----- DATA FOR THIS EXERCISE
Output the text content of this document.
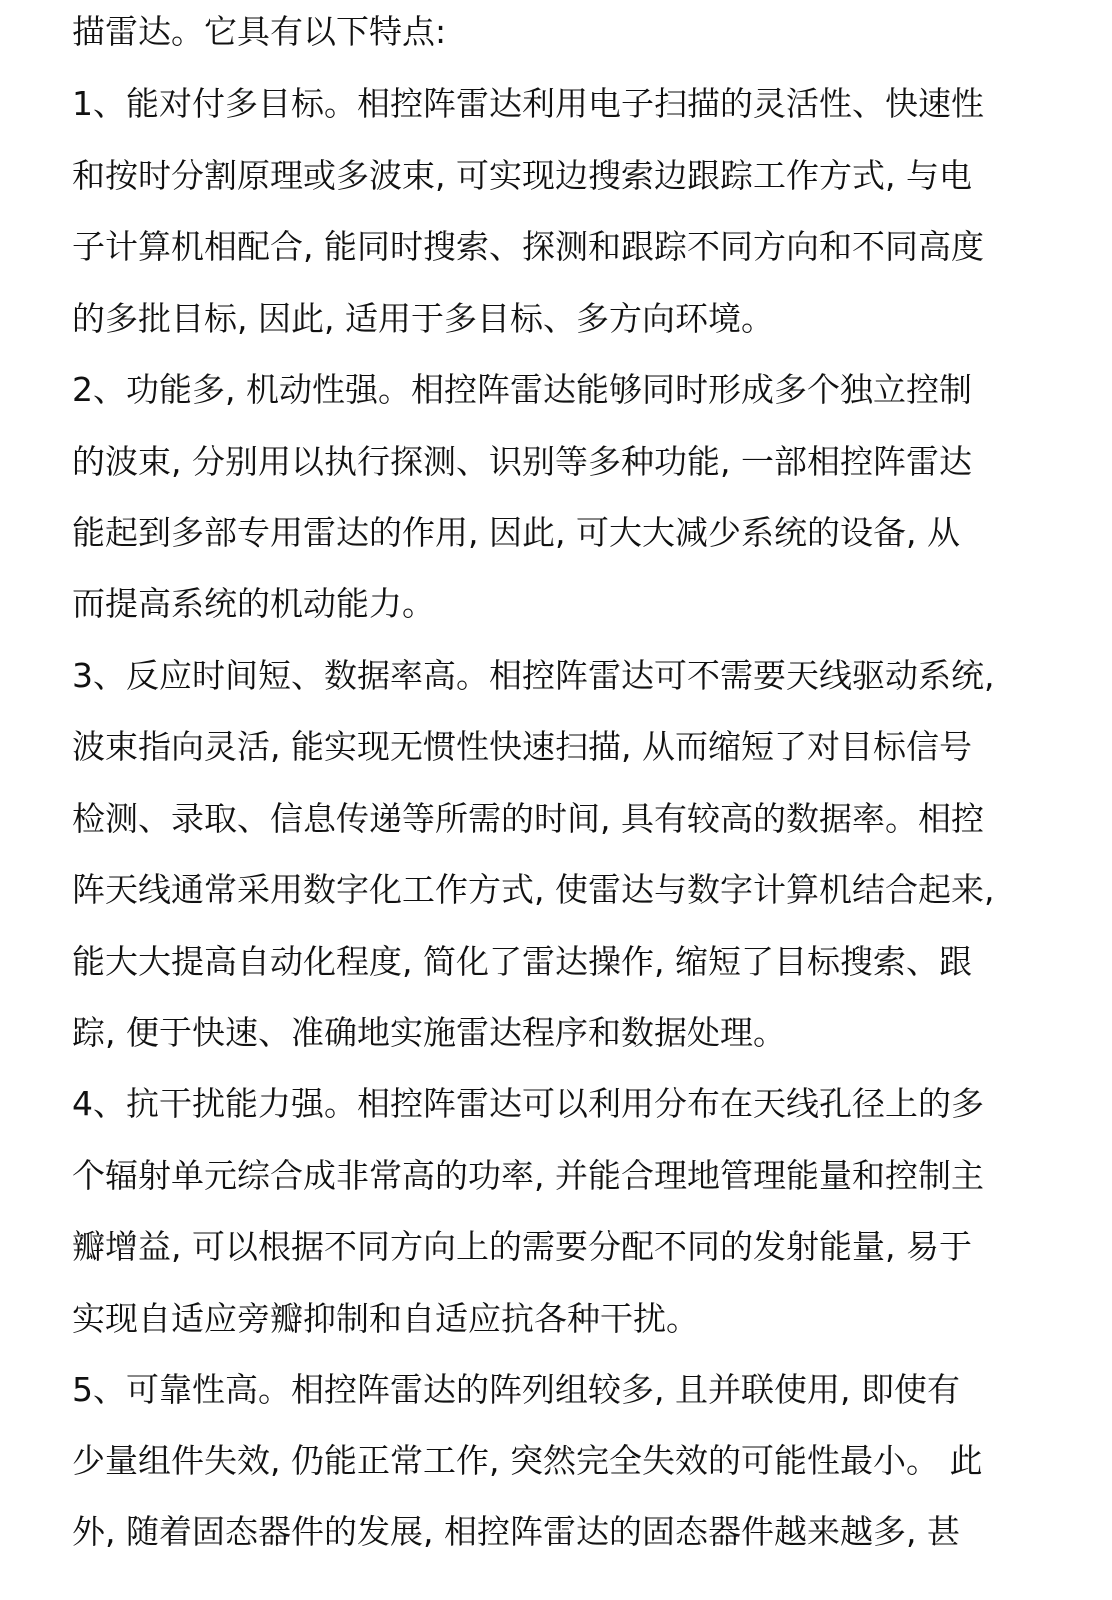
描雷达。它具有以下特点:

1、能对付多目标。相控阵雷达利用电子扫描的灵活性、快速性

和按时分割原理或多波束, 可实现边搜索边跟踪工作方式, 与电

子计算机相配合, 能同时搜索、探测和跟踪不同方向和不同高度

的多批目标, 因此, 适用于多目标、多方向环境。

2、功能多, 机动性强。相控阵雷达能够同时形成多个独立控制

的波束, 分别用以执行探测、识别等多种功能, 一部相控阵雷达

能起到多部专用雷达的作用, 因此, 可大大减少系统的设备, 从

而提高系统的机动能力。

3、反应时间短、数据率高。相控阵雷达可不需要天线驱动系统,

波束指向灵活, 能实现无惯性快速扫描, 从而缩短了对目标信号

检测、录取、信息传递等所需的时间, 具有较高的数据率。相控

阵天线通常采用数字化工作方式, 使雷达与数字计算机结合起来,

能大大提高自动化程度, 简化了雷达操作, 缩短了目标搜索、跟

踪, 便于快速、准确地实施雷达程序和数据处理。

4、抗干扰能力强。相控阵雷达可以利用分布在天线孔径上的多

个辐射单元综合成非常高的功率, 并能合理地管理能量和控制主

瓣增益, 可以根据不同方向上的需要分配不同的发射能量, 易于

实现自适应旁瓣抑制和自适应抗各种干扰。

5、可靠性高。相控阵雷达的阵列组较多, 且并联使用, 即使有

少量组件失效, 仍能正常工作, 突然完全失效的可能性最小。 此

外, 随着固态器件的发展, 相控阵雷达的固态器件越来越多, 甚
----------
REQUEST →
Quote the data above in full and without alteration; skip the pictures.

ANSWER FOR THIS EXERCISE →
Output the text content of this document.
描雷达。它具有以下特点:

1、能对付多目标。相控阵雷达利用电子扫描的灵活性、快速性

和按时分割原理或多波束, 可实现边搜索边跟踪工作方式, 与电

子计算机相配合, 能同时搜索、探测和跟踪不同方向和不同高度

的多批目标, 因此, 适用于多目标、多方向环境。

2、功能多, 机动性强。相控阵雷达能够同时形成多个独立控制

的波束, 分别用以执行探测、识别等多种功能, 一部相控阵雷达

能起到多部专用雷达的作用, 因此, 可大大减少系统的设备, 从

而提高系统的机动能力。

3、反应时间短、数据率高。相控阵雷达可不需要天线驱动系统,

波束指向灵活, 能实现无惯性快速扫描, 从而缩短了对目标信号

检测、录取、信息传递等所需的时间, 具有较高的数据率。相控

阵天线通常采用数字化工作方式, 使雷达与数字计算机结合起来,

能大大提高自动化程度, 简化了雷达操作, 缩短了目标搜索、跟

踪, 便于快速、准确地实施雷达程序和数据处理。

4、抗干扰能力强。相控阵雷达可以利用分布在天线孔径上的多

个辐射单元综合成非常高的功率, 并能合理地管理能量和控制主

瓣增益, 可以根据不同方向上的需要分配不同的发射能量, 易于

实现自适应旁瓣抑制和自适应抗各种干扰。

5、可靠性高。相控阵雷达的阵列组较多, 且并联使用, 即使有

少量组件失效, 仍能正常工作, 突然完全失效的可能性最小。 此

外, 随着固态器件的发展, 相控阵雷达的固态器件越来越多, 甚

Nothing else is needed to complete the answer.